- **RECORDS SUPPLIED**:

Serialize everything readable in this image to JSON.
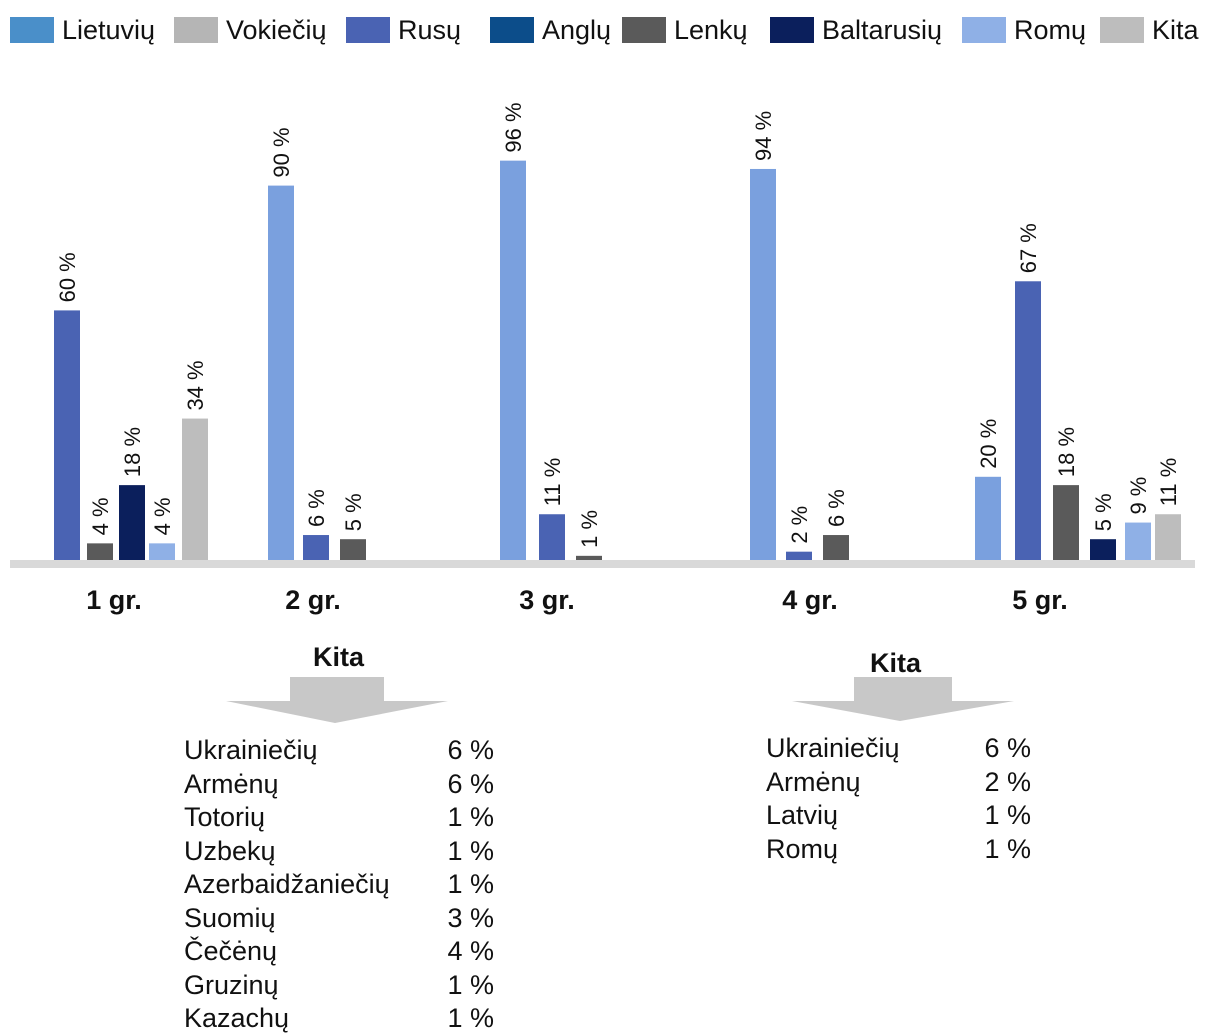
{
  "chart_data": {
    "type": "bar",
    "title": "",
    "xlabel": "",
    "ylabel": "",
    "ylim": [
      0,
      100
    ],
    "legend_position": "top",
    "legend": [
      {
        "name": "Lietuvių",
        "color": "#4a8fc9"
      },
      {
        "name": "Vokiečių",
        "color": "#b5b5b5"
      },
      {
        "name": "Rusų",
        "color": "#4a63b3"
      },
      {
        "name": "Anglų",
        "color": "#0c4d8a"
      },
      {
        "name": "Lenkų",
        "color": "#5a5a5a"
      },
      {
        "name": "Baltarusių",
        "color": "#0b1f5c"
      },
      {
        "name": "Romų",
        "color": "#8fb0e6"
      },
      {
        "name": "Kita",
        "color": "#bdbdbd"
      }
    ],
    "groups": [
      {
        "label": "1 gr.",
        "bars": [
          {
            "series": "Rusų",
            "value": 60,
            "label": "60 %",
            "color": "#4a63b3"
          },
          {
            "series": "Lenkų",
            "value": 4,
            "label": "4 %",
            "color": "#5a5a5a"
          },
          {
            "series": "Baltarusių",
            "value": 18,
            "label": "18 %",
            "color": "#0b1f5c"
          },
          {
            "series": "Romų",
            "value": 4,
            "label": "4 %",
            "color": "#8fb0e6"
          },
          {
            "series": "Kita",
            "value": 34,
            "label": "34 %",
            "color": "#bdbdbd"
          }
        ]
      },
      {
        "label": "2 gr.",
        "bars": [
          {
            "series": "Lietuvių",
            "value": 90,
            "label": "90 %",
            "color": "#7aa0de"
          },
          {
            "series": "Rusų",
            "value": 6,
            "label": "6 %",
            "color": "#4a63b3"
          },
          {
            "series": "Lenkų",
            "value": 5,
            "label": "5 %",
            "color": "#5a5a5a"
          }
        ]
      },
      {
        "label": "3 gr.",
        "bars": [
          {
            "series": "Lietuvių",
            "value": 96,
            "label": "96 %",
            "color": "#7aa0de"
          },
          {
            "series": "Rusų",
            "value": 11,
            "label": "11 %",
            "color": "#4a63b3"
          },
          {
            "series": "Lenkų",
            "value": 1,
            "label": "1 %",
            "color": "#5a5a5a"
          }
        ]
      },
      {
        "label": "4 gr.",
        "bars": [
          {
            "series": "Lietuvių",
            "value": 94,
            "label": "94 %",
            "color": "#7aa0de"
          },
          {
            "series": "Rusų",
            "value": 2,
            "label": "2 %",
            "color": "#4a63b3"
          },
          {
            "series": "Lenkų",
            "value": 6,
            "label": "6 %",
            "color": "#5a5a5a"
          }
        ]
      },
      {
        "label": "5 gr.",
        "bars": [
          {
            "series": "Lietuvių",
            "value": 20,
            "label": "20 %",
            "color": "#7aa0de"
          },
          {
            "series": "Rusų",
            "value": 67,
            "label": "67 %",
            "color": "#4a63b3"
          },
          {
            "series": "Lenkų",
            "value": 18,
            "label": "18 %",
            "color": "#5a5a5a"
          },
          {
            "series": "Baltarusių",
            "value": 5,
            "label": "5 %",
            "color": "#0b1f5c"
          },
          {
            "series": "Romų",
            "value": 9,
            "label": "9 %",
            "color": "#8fb0e6"
          },
          {
            "series": "Kita",
            "value": 11,
            "label": "11 %",
            "color": "#bdbdbd"
          }
        ]
      }
    ]
  },
  "kita_breakdowns": [
    {
      "title": "Kita",
      "items": [
        {
          "name": "Ukrainiečių",
          "value": "6 %"
        },
        {
          "name": "Armėnų",
          "value": "6 %"
        },
        {
          "name": "Totorių",
          "value": "1 %"
        },
        {
          "name": "Uzbekų",
          "value": "1 %"
        },
        {
          "name": "Azerbaidžaniečių",
          "value": "1 %"
        },
        {
          "name": "Suomių",
          "value": "3 %"
        },
        {
          "name": "Čečėnų",
          "value": "4 %"
        },
        {
          "name": "Gruzinų",
          "value": "1 %"
        },
        {
          "name": "Kazachų",
          "value": "1 %"
        }
      ]
    },
    {
      "title": "Kita",
      "items": [
        {
          "name": "Ukrainiečių",
          "value": "6 %"
        },
        {
          "name": "Armėnų",
          "value": "2 %"
        },
        {
          "name": "Latvių",
          "value": "1 %"
        },
        {
          "name": "Romų",
          "value": "1 %"
        }
      ]
    }
  ],
  "colors": {
    "axis": "#d9d9d9",
    "arrow": "#c8c8c8"
  }
}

- **GIVEN PROBLEM**: Give every line back word for word and leave the pictures out.

- **ANSWER IN FULL**:
Serialize everything readable in this image to JSON.
{
  "chart_data": {
    "type": "bar",
    "title": "",
    "xlabel": "",
    "ylabel": "",
    "ylim": [
      0,
      100
    ],
    "legend_position": "top",
    "legend": [
      {
        "name": "Lietuvių",
        "color": "#4a8fc9"
      },
      {
        "name": "Vokiečių",
        "color": "#b5b5b5"
      },
      {
        "name": "Rusų",
        "color": "#4a63b3"
      },
      {
        "name": "Anglų",
        "color": "#0c4d8a"
      },
      {
        "name": "Lenkų",
        "color": "#5a5a5a"
      },
      {
        "name": "Baltarusių",
        "color": "#0b1f5c"
      },
      {
        "name": "Romų",
        "color": "#8fb0e6"
      },
      {
        "name": "Kita",
        "color": "#bdbdbd"
      }
    ],
    "groups": [
      {
        "label": "1 gr.",
        "bars": [
          {
            "series": "Rusų",
            "value": 60,
            "label": "60 %",
            "color": "#4a63b3"
          },
          {
            "series": "Lenkų",
            "value": 4,
            "label": "4 %",
            "color": "#5a5a5a"
          },
          {
            "series": "Baltarusių",
            "value": 18,
            "label": "18 %",
            "color": "#0b1f5c"
          },
          {
            "series": "Romų",
            "value": 4,
            "label": "4 %",
            "color": "#8fb0e6"
          },
          {
            "series": "Kita",
            "value": 34,
            "label": "34 %",
            "color": "#bdbdbd"
          }
        ]
      },
      {
        "label": "2 gr.",
        "bars": [
          {
            "series": "Lietuvių",
            "value": 90,
            "label": "90 %",
            "color": "#7aa0de"
          },
          {
            "series": "Rusų",
            "value": 6,
            "label": "6 %",
            "color": "#4a63b3"
          },
          {
            "series": "Lenkų",
            "value": 5,
            "label": "5 %",
            "color": "#5a5a5a"
          }
        ]
      },
      {
        "label": "3 gr.",
        "bars": [
          {
            "series": "Lietuvių",
            "value": 96,
            "label": "96 %",
            "color": "#7aa0de"
          },
          {
            "series": "Rusų",
            "value": 11,
            "label": "11 %",
            "color": "#4a63b3"
          },
          {
            "series": "Lenkų",
            "value": 1,
            "label": "1 %",
            "color": "#5a5a5a"
          }
        ]
      },
      {
        "label": "4 gr.",
        "bars": [
          {
            "series": "Lietuvių",
            "value": 94,
            "label": "94 %",
            "color": "#7aa0de"
          },
          {
            "series": "Rusų",
            "value": 2,
            "label": "2 %",
            "color": "#4a63b3"
          },
          {
            "series": "Lenkų",
            "value": 6,
            "label": "6 %",
            "color": "#5a5a5a"
          }
        ]
      },
      {
        "label": "5 gr.",
        "bars": [
          {
            "series": "Lietuvių",
            "value": 20,
            "label": "20 %",
            "color": "#7aa0de"
          },
          {
            "series": "Rusų",
            "value": 67,
            "label": "67 %",
            "color": "#4a63b3"
          },
          {
            "series": "Lenkų",
            "value": 18,
            "label": "18 %",
            "color": "#5a5a5a"
          },
          {
            "series": "Baltarusių",
            "value": 5,
            "label": "5 %",
            "color": "#0b1f5c"
          },
          {
            "series": "Romų",
            "value": 9,
            "label": "9 %",
            "color": "#8fb0e6"
          },
          {
            "series": "Kita",
            "value": 11,
            "label": "11 %",
            "color": "#bdbdbd"
          }
        ]
      }
    ]
  },
  "kita_breakdowns": [
    {
      "title": "Kita",
      "items": [
        {
          "name": "Ukrainiečių",
          "value": "6 %"
        },
        {
          "name": "Armėnų",
          "value": "6 %"
        },
        {
          "name": "Totorių",
          "value": "1 %"
        },
        {
          "name": "Uzbekų",
          "value": "1 %"
        },
        {
          "name": "Azerbaidžaniečių",
          "value": "1 %"
        },
        {
          "name": "Suomių",
          "value": "3 %"
        },
        {
          "name": "Čečėnų",
          "value": "4 %"
        },
        {
          "name": "Gruzinų",
          "value": "1 %"
        },
        {
          "name": "Kazachų",
          "value": "1 %"
        }
      ]
    },
    {
      "title": "Kita",
      "items": [
        {
          "name": "Ukrainiečių",
          "value": "6 %"
        },
        {
          "name": "Armėnų",
          "value": "2 %"
        },
        {
          "name": "Latvių",
          "value": "1 %"
        },
        {
          "name": "Romų",
          "value": "1 %"
        }
      ]
    }
  ],
  "colors": {
    "axis": "#d9d9d9",
    "arrow": "#c8c8c8"
  }
}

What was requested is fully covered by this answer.